-- START --

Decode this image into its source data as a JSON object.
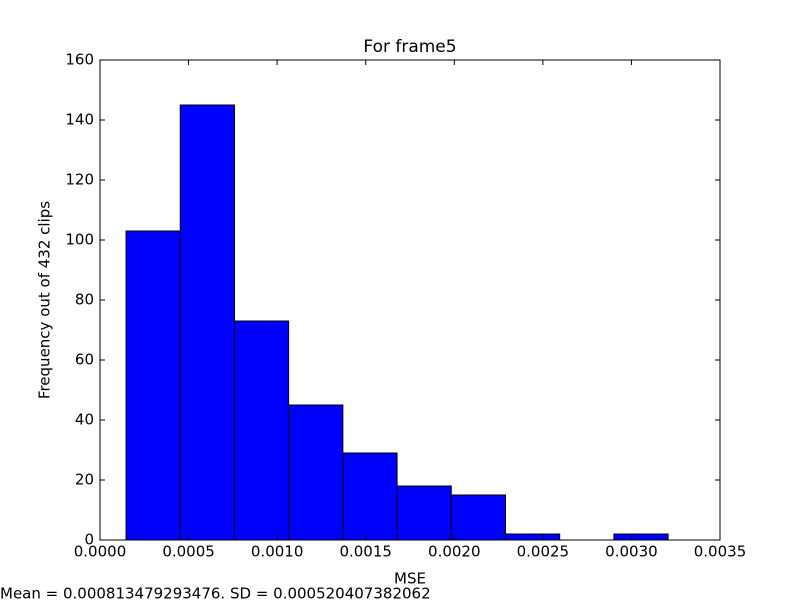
{
  "chart_data": {
    "type": "histogram",
    "title": "For frame5",
    "xlabel": "MSE",
    "ylabel": "Frequency out of 432 clips",
    "annotation": "Mean = 0.000813479293476. SD = 0.000520407382062",
    "bins": [
      0.000147,
      0.000453,
      0.000759,
      0.001065,
      0.001371,
      0.001677,
      0.001983,
      0.002289,
      0.002595,
      0.002901,
      0.003207
    ],
    "values": [
      103,
      145,
      73,
      45,
      29,
      18,
      15,
      2,
      0,
      2
    ],
    "color": "#0000ff",
    "edgecolor": "#000000",
    "xlim": [
      0,
      0.0035
    ],
    "xticks": [
      {
        "value": 0,
        "label": "0.0000"
      },
      {
        "value": 0.0005,
        "label": "0.0005"
      },
      {
        "value": 0.001,
        "label": "0.0010"
      },
      {
        "value": 0.0015,
        "label": "0.0015"
      },
      {
        "value": 0.002,
        "label": "0.0020"
      },
      {
        "value": 0.0025,
        "label": "0.0025"
      },
      {
        "value": 0.003,
        "label": "0.0030"
      },
      {
        "value": 0.0035,
        "label": "0.0035"
      }
    ],
    "ylim": [
      0,
      160
    ],
    "yticks": [
      0,
      20,
      40,
      60,
      80,
      100,
      120,
      140,
      160
    ],
    "grid": false
  }
}
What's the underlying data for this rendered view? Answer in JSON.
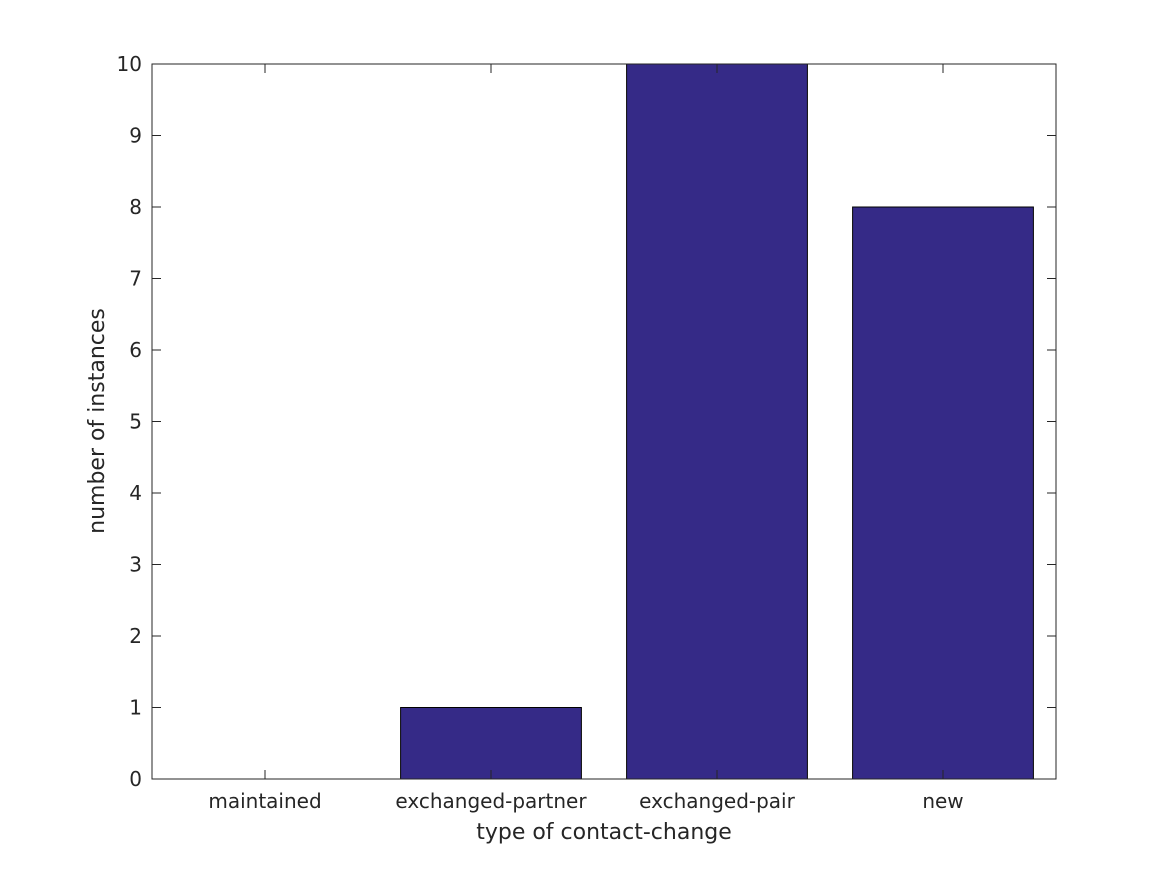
{
  "chart_data": {
    "type": "bar",
    "categories": [
      "maintained",
      "exchanged-partner",
      "exchanged-pair",
      "new"
    ],
    "values": [
      0,
      1,
      10,
      8
    ],
    "xlabel": "type of contact-change",
    "ylabel": "number of instances",
    "ylim": [
      0,
      10
    ],
    "yticks": [
      "0",
      "1",
      "2",
      "3",
      "4",
      "5",
      "6",
      "7",
      "8",
      "9",
      "10"
    ],
    "grid": false,
    "legend": "none",
    "bar_color": "#352a87",
    "bar_edge_color": "#000000",
    "axis_color": "#262626"
  }
}
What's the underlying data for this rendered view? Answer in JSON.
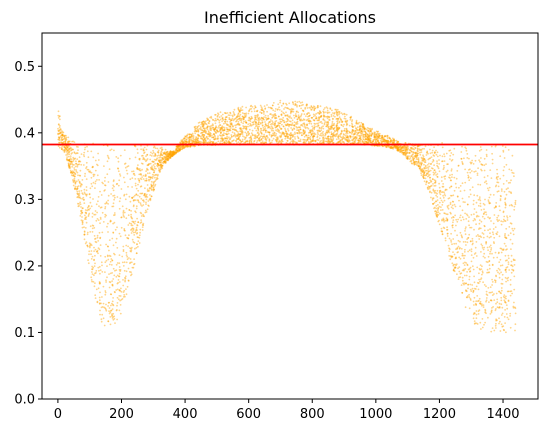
{
  "chart_data": {
    "type": "scatter",
    "title": "Inefficient Allocations",
    "xlabel": "",
    "ylabel": "",
    "xlim": [
      -50,
      1510
    ],
    "ylim": [
      0.0,
      0.55
    ],
    "x_ticks": [
      0,
      200,
      400,
      600,
      800,
      1000,
      1200,
      1400
    ],
    "x_tick_labels": [
      "0",
      "200",
      "400",
      "600",
      "800",
      "1000",
      "1200",
      "1400"
    ],
    "y_ticks": [
      0.0,
      0.1,
      0.2,
      0.3,
      0.4,
      0.5
    ],
    "y_tick_labels": [
      "0.0",
      "0.1",
      "0.2",
      "0.3",
      "0.4",
      "0.5"
    ],
    "grid": false,
    "series": [
      {
        "marker_color": "#ffa500",
        "band": {
          "x_range": [
            0,
            1440
          ],
          "x": [
            0,
            20,
            40,
            60,
            80,
            100,
            120,
            140,
            160,
            180,
            200,
            220,
            240,
            260,
            280,
            300,
            320,
            340,
            360,
            380,
            400,
            440,
            480,
            520,
            560,
            600,
            640,
            680,
            720,
            760,
            800,
            840,
            880,
            920,
            960,
            1000,
            1040,
            1060,
            1080,
            1100,
            1120,
            1140,
            1160,
            1180,
            1200,
            1220,
            1240,
            1260,
            1280,
            1300,
            1320,
            1340,
            1360,
            1380,
            1400,
            1420,
            1440
          ],
          "y_low": [
            0.38,
            0.37,
            0.34,
            0.3,
            0.25,
            0.19,
            0.14,
            0.11,
            0.1,
            0.11,
            0.13,
            0.16,
            0.2,
            0.24,
            0.28,
            0.31,
            0.34,
            0.355,
            0.365,
            0.372,
            0.378,
            0.38,
            0.381,
            0.382,
            0.382,
            0.382,
            0.382,
            0.382,
            0.382,
            0.382,
            0.382,
            0.382,
            0.382,
            0.382,
            0.382,
            0.38,
            0.378,
            0.375,
            0.37,
            0.36,
            0.35,
            0.34,
            0.32,
            0.29,
            0.26,
            0.23,
            0.2,
            0.17,
            0.14,
            0.12,
            0.105,
            0.1,
            0.1,
            0.1,
            0.1,
            0.1,
            0.1
          ],
          "y_high": [
            0.44,
            0.4,
            0.39,
            0.385,
            0.385,
            0.385,
            0.385,
            0.385,
            0.385,
            0.385,
            0.385,
            0.385,
            0.385,
            0.385,
            0.385,
            0.385,
            0.38,
            0.375,
            0.372,
            0.385,
            0.395,
            0.415,
            0.425,
            0.433,
            0.438,
            0.442,
            0.446,
            0.448,
            0.45,
            0.448,
            0.444,
            0.44,
            0.435,
            0.425,
            0.414,
            0.405,
            0.395,
            0.39,
            0.385,
            0.385,
            0.385,
            0.385,
            0.385,
            0.385,
            0.385,
            0.385,
            0.385,
            0.385,
            0.385,
            0.385,
            0.385,
            0.385,
            0.385,
            0.385,
            0.385,
            0.38,
            0.36
          ]
        }
      }
    ],
    "threshold_line": {
      "y": 0.3825,
      "color": "#ff0000"
    }
  }
}
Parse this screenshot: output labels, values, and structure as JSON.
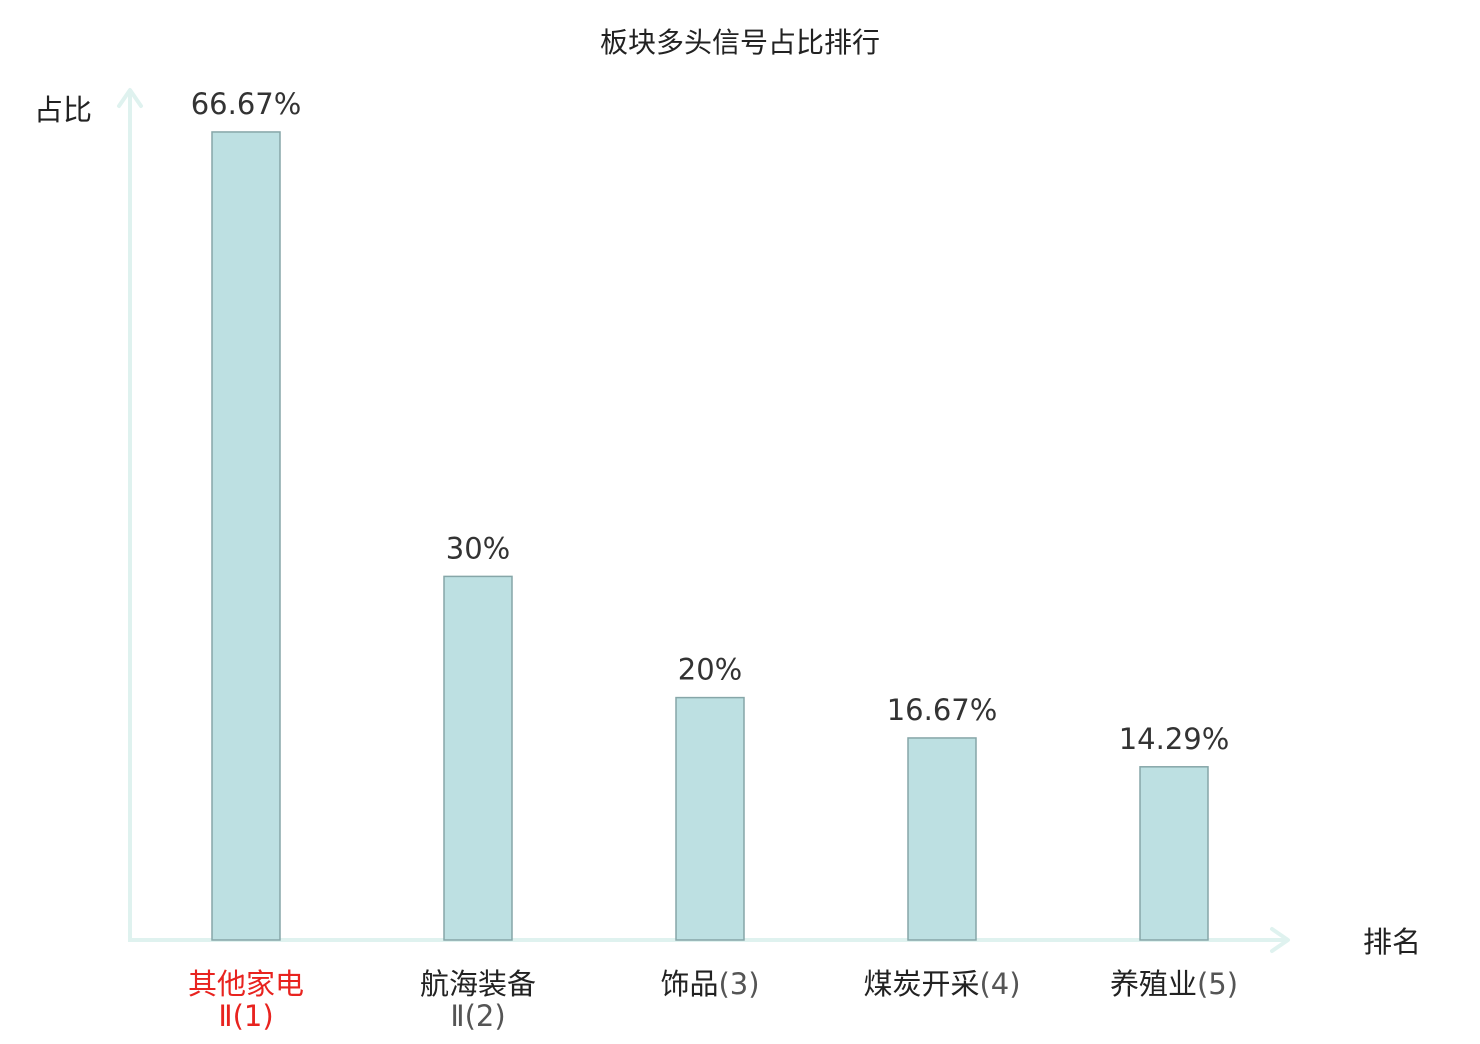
{
  "chart_data": {
    "type": "bar",
    "title": "板块多头信号占比排行",
    "xlabel": "排名",
    "ylabel": "占比",
    "ylim": [
      0,
      70
    ],
    "grid": false,
    "legend": "none",
    "categories": [
      {
        "name": "其他家电",
        "rank": "Ⅱ(1)",
        "highlight": true
      },
      {
        "name": "航海装备",
        "rank": "Ⅱ(2)",
        "highlight": false
      },
      {
        "name": "饰品",
        "rank": "(3)",
        "highlight": false
      },
      {
        "name": "煤炭开采",
        "rank": "(4)",
        "highlight": false
      },
      {
        "name": "养殖业",
        "rank": "(5)",
        "highlight": false
      }
    ],
    "values": [
      66.67,
      30,
      20,
      16.67,
      14.29
    ],
    "value_labels": [
      "66.67%",
      "30%",
      "20%",
      "16.67%",
      "14.29%"
    ]
  },
  "colors": {
    "bar_fill": "#bde0e2",
    "bar_stroke": "#86a6a8",
    "axis": "#dff2ef",
    "highlight_text": "#e8231f",
    "normal_text": "#222222",
    "rank_text": "#555555",
    "value_text": "#333333"
  }
}
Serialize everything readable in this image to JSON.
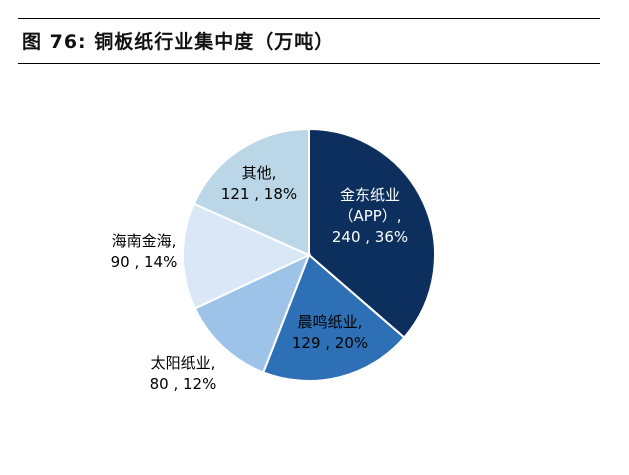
{
  "title": "图 76:  铜板纸行业集中度（万吨）",
  "chart_data": {
    "type": "pie",
    "unit": "万吨",
    "slices": [
      {
        "label_lines": [
          "金东纸业",
          "（APP）,",
          "240 , 36%"
        ],
        "name": "金东纸业（APP）",
        "value": 240,
        "percent": 36,
        "color": "#0d2f5e",
        "text_color": "#ffffff"
      },
      {
        "label_lines": [
          "晨鸣纸业,",
          "129 , 20%"
        ],
        "name": "晨鸣纸业",
        "value": 129,
        "percent": 20,
        "color": "#2e70b5",
        "text_color": "#000000"
      },
      {
        "label_lines": [
          "太阳纸业,",
          "80 , 12%"
        ],
        "name": "太阳纸业",
        "value": 80,
        "percent": 12,
        "color": "#9ec3e8",
        "text_color": "#000000"
      },
      {
        "label_lines": [
          "海南金海,",
          "90 , 14%"
        ],
        "name": "海南金海",
        "value": 90,
        "percent": 14,
        "color": "#d9e7f6",
        "text_color": "#000000"
      },
      {
        "label_lines": [
          "其他,",
          "121 , 18%"
        ],
        "name": "其他",
        "value": 121,
        "percent": 18,
        "color": "#bbd6e6",
        "text_color": "#000000"
      }
    ]
  }
}
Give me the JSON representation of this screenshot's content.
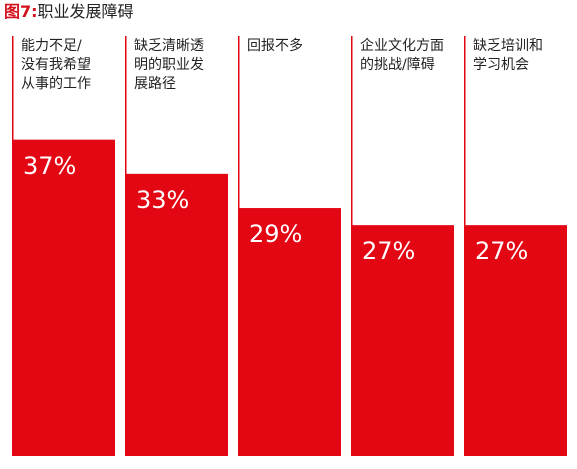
{
  "title": {
    "figure": "图7:",
    "text": "职业发展障碍"
  },
  "colors": {
    "bar": "#e30613",
    "accent": "#d4101d"
  },
  "chart_data": {
    "type": "bar",
    "title": "图7: 职业发展障碍",
    "categories": [
      "能力不足/\n没有我希望\n从事的工作",
      "缺乏清晰透\n明的职业发\n展路径",
      "回报不多",
      "企业文化方面\n的挑战/障碍",
      "缺乏培训和\n学习机会"
    ],
    "values": [
      37,
      33,
      29,
      27,
      27
    ],
    "value_labels": [
      "37%",
      "33%",
      "29%",
      "27%",
      "27%"
    ],
    "ylim": [
      0,
      45
    ],
    "grid": false,
    "legend": "none",
    "xlabel": "",
    "ylabel": ""
  }
}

-- END --

Copy each line from the records above that includes the string "xlabel".

## [Final result]
    "xlabel": "MSE",
    "xlabel": "type of contact-change",
    "xlabel": "",
    "xlabel": "排名",
    "xlabel": "",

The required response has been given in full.